#### SET PROBLEM A
Set down the part of the channels Q&A passage from "This page provides" up to and including "past questions and answers.", copied word for word.

#### GIVEN PASSAGE
════════

This page provides a keyword index to questions and answers. Clicking on a keyword will take you to a page containing all questions and answers for that keyword, grouped by year.

To submit a question, use the anonymous questions page. You may find the keyword index and/or top-level index useful for locating past questions and answers.

Keyword reference for channels

2010

Question 60 (2010):

Submission reference: IN1956

I'm experiencing an embarrassingly stupid problem with reading a value on a channel into a variable.

  PROC a (CHAN INT a?)
    CHAN INT b:
    INT output:
    SEQ
      some.proc (a?, b!)
      b ? output
      ...  do stuff with output
  :

"some.proc" hangs when it outputs on b because I guess nothing picks up the value. Can you please suggest what I need to do to get this to work? The compiler warns about sequential input/output on b but I can't think how else to express that I just want the value on that channel assigned to a variable.

════════

#### MATERIALS PROVIDED
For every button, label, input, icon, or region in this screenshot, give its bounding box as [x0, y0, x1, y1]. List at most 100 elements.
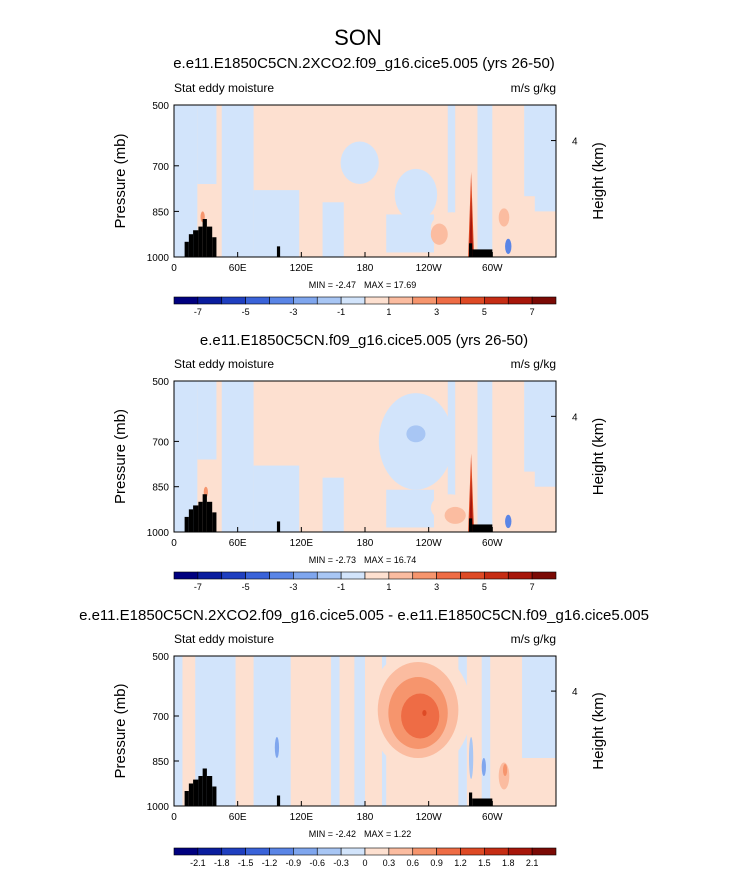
topography: [184, 241, 189, 257]
y-tick-label: 1000: [147, 528, 170, 539]
colorbar-label: 2.1: [526, 858, 539, 868]
field-contour: [340, 141, 379, 185]
x-tick-label: 180: [357, 263, 374, 274]
colorbar-label: 5: [482, 307, 487, 317]
field-band: [534, 381, 556, 487]
colorbar-swatch: [316, 571, 342, 580]
x-tick-label: 60E: [229, 538, 247, 549]
colorbar-label: -5: [242, 307, 250, 317]
colorbar-swatch: [364, 847, 390, 856]
topography: [198, 776, 203, 806]
field-band: [386, 214, 434, 253]
field-band: [253, 465, 300, 532]
field-contour: [406, 425, 426, 443]
colorbar-swatch: [412, 847, 437, 856]
colorbar-swatch: [245, 847, 270, 856]
field-band: [534, 105, 556, 212]
field-band: [447, 105, 456, 221]
colorbar-label: -5: [242, 582, 250, 592]
colorbar-swatch: [484, 296, 509, 305]
field-contour: [505, 238, 512, 254]
colorbar-swatch: [197, 571, 223, 580]
colorbar-label: -3: [289, 582, 297, 592]
colorbar-label: -3: [289, 307, 297, 317]
colorbar-label: 0.9: [430, 858, 443, 868]
field-band: [174, 105, 198, 257]
colorbar-swatch: [245, 571, 270, 580]
colorbar-label: 3: [434, 307, 439, 317]
x-tick-label: 0: [171, 263, 177, 274]
colorbar-swatch: [269, 296, 294, 305]
colorbar-swatch: [316, 296, 342, 305]
x-tick-label: 60W: [482, 263, 503, 274]
min-label: MIN = -2.42: [309, 829, 356, 839]
x-tick-label: 120E: [290, 538, 314, 549]
y-axis-title: Pressure (mb): [112, 409, 129, 504]
field: [174, 105, 556, 257]
topography: [193, 230, 199, 257]
colorbar-swatch: [531, 571, 557, 580]
colorbar-label: 0.3: [383, 858, 396, 868]
x-tick-label: 60W: [482, 538, 503, 549]
colorbar-swatch: [507, 296, 533, 305]
panel-left-label: Stat eddy moisture: [174, 81, 274, 95]
height-axis-title: Height (km): [590, 692, 607, 770]
colorbar-swatch: [316, 847, 342, 856]
field-contour: [498, 208, 510, 227]
y-tick-label: 700: [152, 437, 169, 448]
field-contour: [502, 764, 508, 776]
field-band: [221, 105, 254, 257]
field-band: [253, 190, 300, 257]
y-axis-title: Pressure (mb): [112, 683, 129, 778]
colorbar-swatch: [388, 571, 414, 580]
colorbar-swatch: [460, 847, 485, 856]
topography: [212, 512, 217, 532]
field-band: [386, 489, 434, 528]
field-spike-core: [469, 196, 474, 257]
colorbar-swatch: [340, 296, 366, 305]
height-tick-label: 4: [572, 687, 578, 698]
topography: [472, 249, 493, 257]
field-contour: [505, 514, 512, 529]
panel-2: e.e11.E1850C5CN.f09_g16.cice5.005 (yrs 2…: [112, 332, 607, 592]
field-contour: [468, 737, 474, 779]
colorbar-swatch: [412, 296, 437, 305]
colorbar-label: 7: [530, 582, 535, 592]
colorbar-swatch: [269, 571, 294, 580]
colorbar-label: 3: [434, 582, 439, 592]
topography: [276, 521, 281, 532]
x-tick-label: 60W: [482, 812, 503, 823]
colorbar-swatch: [293, 847, 318, 856]
field-contour: [274, 737, 280, 758]
panel-left-label: Stat eddy moisture: [174, 357, 274, 371]
topography: [184, 516, 189, 532]
y-tick-label: 700: [152, 162, 169, 173]
topography: [198, 226, 203, 257]
max-label: MAX = 1.22: [364, 829, 411, 839]
colorbar-swatch: [412, 571, 437, 580]
x-tick-label: 0: [171, 538, 177, 549]
colorbar-label: -7: [194, 307, 202, 317]
colorbar-label: -7: [194, 582, 202, 592]
colorbar-label: 5: [482, 582, 487, 592]
colorbar-swatch: [340, 571, 366, 580]
colorbar-swatch: [484, 571, 509, 580]
topography: [202, 494, 207, 532]
panel-1: e.e11.E1850C5CN.2XCO2.f09_g16.cice5.005 …: [112, 55, 607, 317]
field-band: [174, 656, 183, 806]
field-contour: [481, 758, 486, 776]
panel-title: e.e11.E1850C5CN.2XCO2.f09_g16.cice5.005 …: [173, 55, 555, 72]
colorbar-swatch: [221, 571, 246, 580]
y-tick-label: 500: [152, 652, 169, 663]
colorbar-swatch: [245, 296, 270, 305]
y-tick-label: 700: [152, 712, 169, 723]
field-contour: [430, 223, 448, 245]
field-band: [481, 656, 491, 806]
colorbar-swatch: [507, 571, 533, 580]
topography: [188, 234, 194, 257]
field-band: [253, 656, 291, 806]
colorbar-label: -0.9: [286, 858, 302, 868]
height-tick-label: 4: [572, 412, 578, 423]
x-tick-label: 120W: [416, 263, 443, 274]
topography: [206, 501, 213, 532]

════════

#### SET PROBLEM B
From the entries, extract the lines from the line with "topography: [184, 241, 189, 257]" up to and including the line with "field-band: [534, 381, 556, 487]", repeating each one exactly.

#### WRITTEN SOLUTION A
This page provides a keyword index to questions and answers. Clicking on a keyword will take you to a page containing all questions and answers for that keyword, grouped by year.

To submit a question, use the anonymous questions page. You may find the keyword index and/or top-level index useful for locating past questions and answers.

#### WRITTEN SOLUTION B
topography: [184, 241, 189, 257]
y-tick-label: 1000: [147, 528, 170, 539]
colorbar-label: 2.1: [526, 858, 539, 868]
field-contour: [340, 141, 379, 185]
x-tick-label: 180: [357, 263, 374, 274]
colorbar-label: 5: [482, 307, 487, 317]
field-band: [534, 381, 556, 487]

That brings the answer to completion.